### REQUIREMENTS
Gather the lines that hold the string "this".

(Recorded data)
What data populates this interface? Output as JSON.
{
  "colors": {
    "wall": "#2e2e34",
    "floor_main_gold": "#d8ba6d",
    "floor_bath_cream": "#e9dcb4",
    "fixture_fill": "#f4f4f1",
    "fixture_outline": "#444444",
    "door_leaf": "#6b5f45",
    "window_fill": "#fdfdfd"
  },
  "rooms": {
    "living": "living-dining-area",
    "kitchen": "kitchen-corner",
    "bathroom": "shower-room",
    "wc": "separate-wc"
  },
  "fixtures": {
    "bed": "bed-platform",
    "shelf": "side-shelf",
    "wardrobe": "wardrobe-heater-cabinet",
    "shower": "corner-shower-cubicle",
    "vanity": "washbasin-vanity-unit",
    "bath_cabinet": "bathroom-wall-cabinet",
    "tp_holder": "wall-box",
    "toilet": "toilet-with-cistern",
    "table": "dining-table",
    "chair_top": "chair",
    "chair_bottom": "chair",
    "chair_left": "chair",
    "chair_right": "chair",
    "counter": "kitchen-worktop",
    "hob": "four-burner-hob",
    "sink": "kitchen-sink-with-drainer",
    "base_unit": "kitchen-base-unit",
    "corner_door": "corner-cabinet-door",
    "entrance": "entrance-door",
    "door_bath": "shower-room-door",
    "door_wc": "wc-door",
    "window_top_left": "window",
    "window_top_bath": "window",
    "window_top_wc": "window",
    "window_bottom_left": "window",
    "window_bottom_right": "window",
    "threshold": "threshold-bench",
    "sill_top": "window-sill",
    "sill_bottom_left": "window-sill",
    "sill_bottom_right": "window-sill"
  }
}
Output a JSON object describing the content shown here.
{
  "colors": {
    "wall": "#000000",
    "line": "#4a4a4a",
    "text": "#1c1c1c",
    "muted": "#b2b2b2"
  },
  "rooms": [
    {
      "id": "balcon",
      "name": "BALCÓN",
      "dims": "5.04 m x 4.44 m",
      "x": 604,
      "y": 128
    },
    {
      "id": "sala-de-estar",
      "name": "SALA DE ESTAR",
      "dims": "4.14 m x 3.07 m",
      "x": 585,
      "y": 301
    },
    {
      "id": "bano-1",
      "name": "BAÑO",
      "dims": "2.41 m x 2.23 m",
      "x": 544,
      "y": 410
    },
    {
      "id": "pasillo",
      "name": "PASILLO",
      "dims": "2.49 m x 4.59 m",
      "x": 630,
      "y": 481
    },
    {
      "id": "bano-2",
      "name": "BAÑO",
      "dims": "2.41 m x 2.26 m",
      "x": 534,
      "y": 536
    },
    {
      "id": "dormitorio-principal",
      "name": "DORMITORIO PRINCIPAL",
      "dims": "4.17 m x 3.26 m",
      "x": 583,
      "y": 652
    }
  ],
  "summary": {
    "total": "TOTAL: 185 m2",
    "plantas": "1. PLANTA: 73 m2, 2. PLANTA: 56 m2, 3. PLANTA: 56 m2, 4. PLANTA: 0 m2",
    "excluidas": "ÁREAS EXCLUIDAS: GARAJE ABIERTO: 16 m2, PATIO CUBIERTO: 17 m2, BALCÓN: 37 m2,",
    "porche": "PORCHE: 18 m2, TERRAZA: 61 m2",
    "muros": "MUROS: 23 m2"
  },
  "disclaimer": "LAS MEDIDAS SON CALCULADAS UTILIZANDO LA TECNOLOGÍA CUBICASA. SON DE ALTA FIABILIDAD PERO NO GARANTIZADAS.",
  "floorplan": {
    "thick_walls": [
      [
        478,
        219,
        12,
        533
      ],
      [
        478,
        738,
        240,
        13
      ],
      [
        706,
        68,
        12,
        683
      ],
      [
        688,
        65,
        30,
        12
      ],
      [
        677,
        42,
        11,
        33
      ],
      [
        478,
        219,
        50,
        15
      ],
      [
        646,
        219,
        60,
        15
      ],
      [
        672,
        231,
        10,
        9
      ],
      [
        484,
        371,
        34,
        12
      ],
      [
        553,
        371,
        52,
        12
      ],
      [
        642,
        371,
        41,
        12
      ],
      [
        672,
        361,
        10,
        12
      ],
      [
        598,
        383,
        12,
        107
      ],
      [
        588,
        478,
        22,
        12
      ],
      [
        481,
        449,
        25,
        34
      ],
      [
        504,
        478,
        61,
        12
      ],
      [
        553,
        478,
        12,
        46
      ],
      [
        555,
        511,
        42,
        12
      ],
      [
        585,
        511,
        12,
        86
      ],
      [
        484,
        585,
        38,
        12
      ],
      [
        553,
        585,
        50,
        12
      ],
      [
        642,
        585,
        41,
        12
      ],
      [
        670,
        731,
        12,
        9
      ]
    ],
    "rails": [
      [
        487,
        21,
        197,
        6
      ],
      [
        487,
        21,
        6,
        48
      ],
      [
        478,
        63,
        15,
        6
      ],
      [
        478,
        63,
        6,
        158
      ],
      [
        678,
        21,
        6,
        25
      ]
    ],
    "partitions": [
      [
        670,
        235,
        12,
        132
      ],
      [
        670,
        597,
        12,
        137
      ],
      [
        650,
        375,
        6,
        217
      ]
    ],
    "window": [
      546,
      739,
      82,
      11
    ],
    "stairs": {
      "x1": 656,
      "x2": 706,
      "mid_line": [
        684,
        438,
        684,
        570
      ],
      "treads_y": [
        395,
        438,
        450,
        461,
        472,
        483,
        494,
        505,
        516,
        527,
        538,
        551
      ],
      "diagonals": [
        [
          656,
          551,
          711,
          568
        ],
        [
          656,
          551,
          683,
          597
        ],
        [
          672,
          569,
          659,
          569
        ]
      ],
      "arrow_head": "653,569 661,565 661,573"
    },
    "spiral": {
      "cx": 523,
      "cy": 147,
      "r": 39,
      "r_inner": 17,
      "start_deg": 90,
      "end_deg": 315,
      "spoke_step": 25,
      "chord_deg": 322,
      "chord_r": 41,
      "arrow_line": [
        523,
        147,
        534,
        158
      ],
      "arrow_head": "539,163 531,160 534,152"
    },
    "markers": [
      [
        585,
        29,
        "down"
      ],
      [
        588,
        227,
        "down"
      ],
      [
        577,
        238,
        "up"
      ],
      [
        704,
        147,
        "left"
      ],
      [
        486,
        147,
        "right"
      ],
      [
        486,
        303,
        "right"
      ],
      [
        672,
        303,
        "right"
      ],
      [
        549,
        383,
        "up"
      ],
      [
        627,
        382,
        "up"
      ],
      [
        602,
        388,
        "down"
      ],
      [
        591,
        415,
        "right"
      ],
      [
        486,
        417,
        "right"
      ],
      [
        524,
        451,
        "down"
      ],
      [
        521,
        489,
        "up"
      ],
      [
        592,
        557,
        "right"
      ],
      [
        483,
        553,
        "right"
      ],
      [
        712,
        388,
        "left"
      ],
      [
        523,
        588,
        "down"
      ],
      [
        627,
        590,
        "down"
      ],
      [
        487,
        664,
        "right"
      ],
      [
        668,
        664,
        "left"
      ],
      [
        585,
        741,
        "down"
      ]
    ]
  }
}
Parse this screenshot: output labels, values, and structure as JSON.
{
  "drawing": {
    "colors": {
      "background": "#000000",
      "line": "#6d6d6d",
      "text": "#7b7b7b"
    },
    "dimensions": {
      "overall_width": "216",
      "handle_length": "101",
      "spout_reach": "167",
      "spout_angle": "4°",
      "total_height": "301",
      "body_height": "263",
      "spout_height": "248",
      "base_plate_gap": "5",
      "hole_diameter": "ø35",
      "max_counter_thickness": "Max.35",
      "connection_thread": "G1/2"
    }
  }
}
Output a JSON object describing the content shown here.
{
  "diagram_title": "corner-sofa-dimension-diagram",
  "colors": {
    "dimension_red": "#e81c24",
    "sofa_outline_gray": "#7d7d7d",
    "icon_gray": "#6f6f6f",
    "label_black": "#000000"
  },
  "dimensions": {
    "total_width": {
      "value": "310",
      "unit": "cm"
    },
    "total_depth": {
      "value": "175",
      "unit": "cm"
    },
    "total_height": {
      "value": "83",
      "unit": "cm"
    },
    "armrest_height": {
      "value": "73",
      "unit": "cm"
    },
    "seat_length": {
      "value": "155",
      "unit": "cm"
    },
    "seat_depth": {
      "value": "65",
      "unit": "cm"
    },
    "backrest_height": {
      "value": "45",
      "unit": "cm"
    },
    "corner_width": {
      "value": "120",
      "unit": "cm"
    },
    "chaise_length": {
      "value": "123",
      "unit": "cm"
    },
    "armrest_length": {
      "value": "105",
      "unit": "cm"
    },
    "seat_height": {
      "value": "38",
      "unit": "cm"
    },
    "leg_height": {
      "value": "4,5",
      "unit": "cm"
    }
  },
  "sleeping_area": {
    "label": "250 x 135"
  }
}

### ANSWER
What data populates this interface? Output as JSON.
Parse this screenshot: output labels, values, and structure as JSON.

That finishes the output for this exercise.